任务 1:
原文节选规定初始请求在各维度上按什么分值范围打分？
任务 2:
请列出原文节选中给初始请求打分时使用的全部维度。
任务 3:
请把原文节选中以“从以下维度对初始请求按0-2分打分”开头的段落改写得更简短，并保留其主要内容。

原文节选:
━━━━━━━━━━━━━━━━

Step 3: Prompt Sufficiency

Step 3: Prompt充分度评估

Score the opening request on a 0–2 scale for:
  • Clarity
  • Boundedness
  • Testability
  • Architectural specificity
  • Constraint awareness
  • Dependency awareness
Create:
  • prompt_sufficiency_score
  • prompt_sufficiency_band
    = High / Medium / Low
Then note which missing prompt ingredients likely contributed to later friction.
Do not punish short prompts by default; a narrow, obvious task can still have high sufficiency.

从以下维度对初始请求按0-2分打分:
  • 清晰度
  • 边界明确性
  • 可测试性
  • 架构明确度
  • 约束感知度
  • 依赖感知度
生成:
  • prompt_sufficiency_score
    (prompt充分度得分)
  • prompt_sufficiency_band
    (prompt充分度等级:高/中/低)
然后标注哪些缺失的prompt要素可能是后续开发卡点的诱因。 不要默认惩罚短prompt:窄范围、需求明确的任务依然可以获得高充分度评分。

Step 4: Scope Change Classification

Step 4: 范围变更分类

Classify scope change into:
  • Human-added scope — new asks beyond the original task
  • Necessary discovered scope — work required to complete the original task correctly
  • Agent-introduced scope — likely unnecessary work introduced by the agent
Record:
  • scope_change_type_primary
  • scope_change_type_secondary
    (optional)
  • scope_change_confidence
  • evidence
Keep one short example in mind for calibration:
  • Human-added: “also refactor nearby code while you’re here”
  • Necessary discovered: hidden dependency must be fixed for original task to work
  • Agent-introduced: extra cleanup or redesign not requested and not required

将范围变更分为以下几类:
  • 人为新增范围 — 超出初始任务的新增需求
  • 必要的发现式范围 — 正确完成初始任务必须额外做的工作
  • agent引入的范围 — agent引入的大概率不必要的额外工作
记录:
  • scope_change_type_primary
    (主要范围变更类型)

━━━━━━━━━━━━━━━━

所示材料:

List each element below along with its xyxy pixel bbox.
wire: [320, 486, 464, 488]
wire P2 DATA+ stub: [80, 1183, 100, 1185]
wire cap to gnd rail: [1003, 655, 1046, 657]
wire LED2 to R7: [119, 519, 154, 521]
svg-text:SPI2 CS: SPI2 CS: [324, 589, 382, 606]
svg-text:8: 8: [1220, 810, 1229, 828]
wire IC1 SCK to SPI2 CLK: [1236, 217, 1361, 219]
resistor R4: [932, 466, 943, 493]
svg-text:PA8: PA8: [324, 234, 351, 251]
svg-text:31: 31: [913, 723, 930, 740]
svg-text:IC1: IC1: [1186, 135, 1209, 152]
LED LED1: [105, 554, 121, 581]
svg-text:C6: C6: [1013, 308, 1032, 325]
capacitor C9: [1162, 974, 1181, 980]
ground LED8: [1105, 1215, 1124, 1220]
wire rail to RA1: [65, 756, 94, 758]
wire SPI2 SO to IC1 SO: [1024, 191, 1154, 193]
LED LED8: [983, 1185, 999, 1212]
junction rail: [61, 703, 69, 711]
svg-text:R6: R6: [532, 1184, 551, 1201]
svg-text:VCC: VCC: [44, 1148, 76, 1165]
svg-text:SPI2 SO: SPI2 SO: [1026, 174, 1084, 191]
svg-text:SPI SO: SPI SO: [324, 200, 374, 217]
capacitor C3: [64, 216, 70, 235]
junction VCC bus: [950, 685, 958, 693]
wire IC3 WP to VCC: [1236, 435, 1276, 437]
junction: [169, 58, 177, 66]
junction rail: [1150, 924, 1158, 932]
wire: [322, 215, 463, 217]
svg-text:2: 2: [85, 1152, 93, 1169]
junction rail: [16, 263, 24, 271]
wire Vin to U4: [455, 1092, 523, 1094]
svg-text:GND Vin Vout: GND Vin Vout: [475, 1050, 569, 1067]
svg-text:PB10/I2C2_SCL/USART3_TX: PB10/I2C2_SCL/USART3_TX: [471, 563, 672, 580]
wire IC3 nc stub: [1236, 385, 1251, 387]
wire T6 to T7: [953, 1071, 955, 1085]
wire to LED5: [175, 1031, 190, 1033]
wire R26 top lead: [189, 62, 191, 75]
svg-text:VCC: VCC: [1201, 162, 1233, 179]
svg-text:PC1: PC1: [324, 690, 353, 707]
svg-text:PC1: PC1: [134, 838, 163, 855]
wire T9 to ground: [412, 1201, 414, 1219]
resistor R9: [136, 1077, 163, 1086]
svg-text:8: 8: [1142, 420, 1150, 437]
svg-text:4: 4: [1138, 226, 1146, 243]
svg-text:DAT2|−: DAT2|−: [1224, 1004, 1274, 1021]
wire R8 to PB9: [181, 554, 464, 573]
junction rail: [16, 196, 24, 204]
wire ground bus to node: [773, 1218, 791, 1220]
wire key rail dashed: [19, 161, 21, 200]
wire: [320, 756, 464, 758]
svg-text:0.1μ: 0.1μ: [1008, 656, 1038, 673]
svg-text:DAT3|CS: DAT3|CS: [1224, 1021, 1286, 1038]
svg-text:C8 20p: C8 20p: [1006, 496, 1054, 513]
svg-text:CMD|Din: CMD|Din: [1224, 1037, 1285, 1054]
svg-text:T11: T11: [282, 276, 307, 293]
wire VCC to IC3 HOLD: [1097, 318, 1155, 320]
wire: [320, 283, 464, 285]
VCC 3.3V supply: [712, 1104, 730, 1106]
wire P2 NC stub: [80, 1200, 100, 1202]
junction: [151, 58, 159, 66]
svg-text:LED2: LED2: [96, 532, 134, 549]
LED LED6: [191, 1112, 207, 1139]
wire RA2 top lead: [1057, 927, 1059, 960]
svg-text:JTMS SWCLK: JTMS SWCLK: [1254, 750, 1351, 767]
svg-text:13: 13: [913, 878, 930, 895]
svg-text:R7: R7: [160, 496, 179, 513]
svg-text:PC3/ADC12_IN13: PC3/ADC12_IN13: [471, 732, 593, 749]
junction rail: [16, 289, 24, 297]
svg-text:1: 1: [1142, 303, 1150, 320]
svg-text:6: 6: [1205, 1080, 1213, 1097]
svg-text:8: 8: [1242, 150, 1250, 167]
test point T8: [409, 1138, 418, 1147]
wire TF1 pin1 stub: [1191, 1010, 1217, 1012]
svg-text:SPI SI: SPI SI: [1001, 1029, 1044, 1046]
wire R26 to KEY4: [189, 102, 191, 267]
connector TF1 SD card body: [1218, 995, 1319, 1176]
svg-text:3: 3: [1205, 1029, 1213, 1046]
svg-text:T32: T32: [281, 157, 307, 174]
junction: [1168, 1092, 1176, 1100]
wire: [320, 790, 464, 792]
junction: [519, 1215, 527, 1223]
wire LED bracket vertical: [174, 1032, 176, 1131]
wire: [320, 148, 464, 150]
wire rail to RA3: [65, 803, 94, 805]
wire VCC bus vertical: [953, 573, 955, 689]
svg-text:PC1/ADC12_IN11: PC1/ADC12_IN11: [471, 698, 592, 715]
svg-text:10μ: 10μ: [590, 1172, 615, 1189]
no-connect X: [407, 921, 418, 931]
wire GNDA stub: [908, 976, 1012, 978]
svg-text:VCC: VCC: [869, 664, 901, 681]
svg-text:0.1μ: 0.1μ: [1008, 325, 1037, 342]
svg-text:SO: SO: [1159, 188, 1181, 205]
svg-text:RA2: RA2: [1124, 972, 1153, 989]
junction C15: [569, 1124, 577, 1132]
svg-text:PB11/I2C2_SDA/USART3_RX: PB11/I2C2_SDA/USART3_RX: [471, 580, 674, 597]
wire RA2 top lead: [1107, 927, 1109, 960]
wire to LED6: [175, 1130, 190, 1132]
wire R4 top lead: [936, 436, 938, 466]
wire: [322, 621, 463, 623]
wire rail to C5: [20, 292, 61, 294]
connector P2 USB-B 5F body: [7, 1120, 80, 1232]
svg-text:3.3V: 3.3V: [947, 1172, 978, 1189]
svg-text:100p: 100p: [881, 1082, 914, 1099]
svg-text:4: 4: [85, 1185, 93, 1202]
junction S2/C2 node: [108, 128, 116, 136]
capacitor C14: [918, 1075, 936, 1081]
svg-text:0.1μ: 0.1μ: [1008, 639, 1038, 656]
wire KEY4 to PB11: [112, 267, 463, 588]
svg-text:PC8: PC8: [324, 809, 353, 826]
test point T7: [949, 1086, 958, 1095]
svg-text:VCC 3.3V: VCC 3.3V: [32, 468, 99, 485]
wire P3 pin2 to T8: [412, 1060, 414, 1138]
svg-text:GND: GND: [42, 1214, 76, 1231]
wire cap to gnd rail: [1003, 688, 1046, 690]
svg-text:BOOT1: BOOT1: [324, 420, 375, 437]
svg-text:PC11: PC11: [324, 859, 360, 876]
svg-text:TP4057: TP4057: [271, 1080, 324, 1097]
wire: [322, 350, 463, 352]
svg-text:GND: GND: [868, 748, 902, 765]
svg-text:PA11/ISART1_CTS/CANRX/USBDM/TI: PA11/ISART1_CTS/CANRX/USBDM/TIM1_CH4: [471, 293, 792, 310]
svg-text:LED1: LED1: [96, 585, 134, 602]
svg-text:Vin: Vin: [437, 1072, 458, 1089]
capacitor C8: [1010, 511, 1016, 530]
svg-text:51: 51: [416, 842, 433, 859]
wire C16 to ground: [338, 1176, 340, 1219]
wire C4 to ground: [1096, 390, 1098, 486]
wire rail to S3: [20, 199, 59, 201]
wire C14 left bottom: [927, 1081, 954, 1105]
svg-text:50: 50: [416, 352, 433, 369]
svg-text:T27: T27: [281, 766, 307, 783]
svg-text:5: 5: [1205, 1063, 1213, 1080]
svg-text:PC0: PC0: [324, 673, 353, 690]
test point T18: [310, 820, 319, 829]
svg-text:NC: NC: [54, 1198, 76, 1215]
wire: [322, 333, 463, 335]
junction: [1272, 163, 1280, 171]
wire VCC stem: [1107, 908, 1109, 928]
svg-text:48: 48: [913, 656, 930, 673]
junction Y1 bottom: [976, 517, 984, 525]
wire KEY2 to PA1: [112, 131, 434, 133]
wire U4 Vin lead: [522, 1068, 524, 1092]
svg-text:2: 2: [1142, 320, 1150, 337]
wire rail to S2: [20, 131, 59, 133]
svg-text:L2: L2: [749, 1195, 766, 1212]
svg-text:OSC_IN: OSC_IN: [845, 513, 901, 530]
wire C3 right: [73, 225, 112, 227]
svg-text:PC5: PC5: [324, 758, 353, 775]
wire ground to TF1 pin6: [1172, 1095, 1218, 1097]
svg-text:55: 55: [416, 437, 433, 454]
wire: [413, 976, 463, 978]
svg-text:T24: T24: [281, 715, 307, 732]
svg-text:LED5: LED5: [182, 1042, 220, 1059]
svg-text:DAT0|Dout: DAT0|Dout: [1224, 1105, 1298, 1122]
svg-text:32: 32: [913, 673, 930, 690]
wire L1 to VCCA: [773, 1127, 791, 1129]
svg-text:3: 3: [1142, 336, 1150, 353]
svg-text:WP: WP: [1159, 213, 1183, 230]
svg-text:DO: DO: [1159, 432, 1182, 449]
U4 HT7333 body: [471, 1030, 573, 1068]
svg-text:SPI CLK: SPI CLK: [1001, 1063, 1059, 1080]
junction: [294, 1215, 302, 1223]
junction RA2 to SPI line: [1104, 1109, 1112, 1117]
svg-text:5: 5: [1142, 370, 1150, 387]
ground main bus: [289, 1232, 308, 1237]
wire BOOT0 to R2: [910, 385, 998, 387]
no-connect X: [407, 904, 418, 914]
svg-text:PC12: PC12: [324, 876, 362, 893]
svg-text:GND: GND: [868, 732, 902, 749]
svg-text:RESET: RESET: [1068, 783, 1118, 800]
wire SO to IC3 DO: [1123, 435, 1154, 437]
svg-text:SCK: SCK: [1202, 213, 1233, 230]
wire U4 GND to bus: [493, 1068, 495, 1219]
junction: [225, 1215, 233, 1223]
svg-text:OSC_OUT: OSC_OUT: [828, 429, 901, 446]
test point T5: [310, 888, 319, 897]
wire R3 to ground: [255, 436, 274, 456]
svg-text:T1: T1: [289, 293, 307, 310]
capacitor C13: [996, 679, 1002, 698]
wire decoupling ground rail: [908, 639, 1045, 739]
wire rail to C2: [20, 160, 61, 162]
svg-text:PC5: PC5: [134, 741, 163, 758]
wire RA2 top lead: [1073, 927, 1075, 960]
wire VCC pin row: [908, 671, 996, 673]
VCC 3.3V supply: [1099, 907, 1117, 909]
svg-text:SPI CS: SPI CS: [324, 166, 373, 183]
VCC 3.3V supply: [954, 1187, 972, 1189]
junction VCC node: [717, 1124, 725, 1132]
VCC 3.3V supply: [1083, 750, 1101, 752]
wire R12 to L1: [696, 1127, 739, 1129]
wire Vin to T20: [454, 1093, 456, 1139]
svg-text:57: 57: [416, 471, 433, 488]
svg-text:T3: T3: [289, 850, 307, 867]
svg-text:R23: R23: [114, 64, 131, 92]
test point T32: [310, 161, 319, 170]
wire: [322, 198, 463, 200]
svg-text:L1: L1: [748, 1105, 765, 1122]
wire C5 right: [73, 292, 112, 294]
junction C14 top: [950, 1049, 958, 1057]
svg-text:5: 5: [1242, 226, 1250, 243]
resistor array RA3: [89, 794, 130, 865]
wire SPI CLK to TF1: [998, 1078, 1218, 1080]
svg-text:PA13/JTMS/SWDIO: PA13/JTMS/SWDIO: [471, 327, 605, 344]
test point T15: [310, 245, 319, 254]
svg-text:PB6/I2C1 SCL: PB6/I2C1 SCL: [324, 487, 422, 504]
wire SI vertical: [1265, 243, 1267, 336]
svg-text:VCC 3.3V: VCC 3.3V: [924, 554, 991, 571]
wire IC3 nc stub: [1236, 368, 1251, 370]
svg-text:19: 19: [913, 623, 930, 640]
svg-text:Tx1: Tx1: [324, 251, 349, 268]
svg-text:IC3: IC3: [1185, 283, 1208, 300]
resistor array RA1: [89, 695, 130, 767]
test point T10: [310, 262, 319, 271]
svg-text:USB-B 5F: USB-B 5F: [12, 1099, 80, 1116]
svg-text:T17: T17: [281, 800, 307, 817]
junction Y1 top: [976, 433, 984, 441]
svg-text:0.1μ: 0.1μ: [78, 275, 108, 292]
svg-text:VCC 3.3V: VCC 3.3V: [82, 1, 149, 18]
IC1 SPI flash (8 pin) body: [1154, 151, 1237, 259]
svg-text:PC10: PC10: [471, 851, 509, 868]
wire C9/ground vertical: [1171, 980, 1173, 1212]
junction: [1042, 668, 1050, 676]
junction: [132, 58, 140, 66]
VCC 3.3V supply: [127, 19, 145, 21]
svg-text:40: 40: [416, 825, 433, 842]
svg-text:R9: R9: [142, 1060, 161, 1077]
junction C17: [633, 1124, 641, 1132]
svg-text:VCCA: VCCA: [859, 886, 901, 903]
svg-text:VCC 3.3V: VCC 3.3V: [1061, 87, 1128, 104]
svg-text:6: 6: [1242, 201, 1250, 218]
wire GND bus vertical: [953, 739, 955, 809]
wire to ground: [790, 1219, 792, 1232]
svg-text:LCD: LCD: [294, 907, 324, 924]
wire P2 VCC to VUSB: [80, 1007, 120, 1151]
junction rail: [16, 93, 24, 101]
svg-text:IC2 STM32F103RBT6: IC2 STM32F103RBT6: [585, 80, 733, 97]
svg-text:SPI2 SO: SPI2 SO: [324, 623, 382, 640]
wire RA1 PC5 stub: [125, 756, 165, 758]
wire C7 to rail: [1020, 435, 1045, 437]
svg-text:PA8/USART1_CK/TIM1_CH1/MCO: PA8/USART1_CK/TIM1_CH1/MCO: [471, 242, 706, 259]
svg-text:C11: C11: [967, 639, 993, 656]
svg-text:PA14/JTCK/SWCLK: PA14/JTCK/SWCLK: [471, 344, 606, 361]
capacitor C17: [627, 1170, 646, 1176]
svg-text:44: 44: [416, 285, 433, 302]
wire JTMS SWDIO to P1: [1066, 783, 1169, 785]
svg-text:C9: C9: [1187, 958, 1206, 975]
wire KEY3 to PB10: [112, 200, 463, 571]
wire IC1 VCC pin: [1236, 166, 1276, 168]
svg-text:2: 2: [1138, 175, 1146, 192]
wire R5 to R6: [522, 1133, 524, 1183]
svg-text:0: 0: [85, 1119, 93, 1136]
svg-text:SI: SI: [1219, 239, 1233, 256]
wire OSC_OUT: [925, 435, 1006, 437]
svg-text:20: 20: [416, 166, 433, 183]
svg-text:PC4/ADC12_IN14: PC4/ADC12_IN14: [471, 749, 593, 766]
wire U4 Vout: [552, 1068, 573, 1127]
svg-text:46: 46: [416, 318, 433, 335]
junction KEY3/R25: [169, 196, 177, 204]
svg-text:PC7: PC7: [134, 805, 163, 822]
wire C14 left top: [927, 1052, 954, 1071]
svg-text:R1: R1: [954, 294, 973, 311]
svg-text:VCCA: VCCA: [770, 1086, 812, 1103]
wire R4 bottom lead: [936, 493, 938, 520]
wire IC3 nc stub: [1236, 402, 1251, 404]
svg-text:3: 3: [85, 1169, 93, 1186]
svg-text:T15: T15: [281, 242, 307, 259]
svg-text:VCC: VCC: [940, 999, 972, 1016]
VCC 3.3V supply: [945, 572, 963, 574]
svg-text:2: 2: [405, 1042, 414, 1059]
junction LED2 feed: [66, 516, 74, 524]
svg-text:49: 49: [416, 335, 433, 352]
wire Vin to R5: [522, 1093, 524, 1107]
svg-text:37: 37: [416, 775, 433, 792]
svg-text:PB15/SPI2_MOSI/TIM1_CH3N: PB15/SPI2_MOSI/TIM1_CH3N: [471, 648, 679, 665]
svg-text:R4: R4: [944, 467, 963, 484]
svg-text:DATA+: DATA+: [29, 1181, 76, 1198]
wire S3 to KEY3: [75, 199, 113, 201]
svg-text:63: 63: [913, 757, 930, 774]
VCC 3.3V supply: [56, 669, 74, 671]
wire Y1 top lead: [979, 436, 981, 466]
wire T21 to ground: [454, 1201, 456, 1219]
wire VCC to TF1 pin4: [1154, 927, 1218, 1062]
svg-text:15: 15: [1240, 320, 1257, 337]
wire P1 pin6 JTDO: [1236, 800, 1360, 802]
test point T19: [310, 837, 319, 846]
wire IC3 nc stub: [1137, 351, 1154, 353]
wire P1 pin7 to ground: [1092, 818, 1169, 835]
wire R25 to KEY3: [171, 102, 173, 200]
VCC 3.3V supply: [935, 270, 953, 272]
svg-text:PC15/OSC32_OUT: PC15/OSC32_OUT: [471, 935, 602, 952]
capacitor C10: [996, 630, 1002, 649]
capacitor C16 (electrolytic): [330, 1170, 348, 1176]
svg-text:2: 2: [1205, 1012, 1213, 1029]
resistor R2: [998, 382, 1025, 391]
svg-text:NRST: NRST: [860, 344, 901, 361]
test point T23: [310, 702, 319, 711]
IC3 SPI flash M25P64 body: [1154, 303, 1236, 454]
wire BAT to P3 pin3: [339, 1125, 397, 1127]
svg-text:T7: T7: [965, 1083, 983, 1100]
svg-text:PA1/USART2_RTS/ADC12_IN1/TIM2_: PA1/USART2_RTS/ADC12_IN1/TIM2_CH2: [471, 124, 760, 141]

━━━━━━━━━━━━━━━━

解答 1:
按0–2分打分。

解答 2:
清晰度、边界明确性、可测试性、架构明确度、约束感知度、依赖感知度

解答 3:
从清晰度、边界明确性、可测试性、架构明确度、约束感知度和依赖感知度六个维度，按0–2分给初始请求打分。据此生成prompt_sufficiency_score（得分）和prompt_sufficiency_band（高/中/低等级），再标出可能导致后续开发卡点的缺失要素。短prompt不默认扣分，窄范围、需求明确的任务仍可获得高充分度。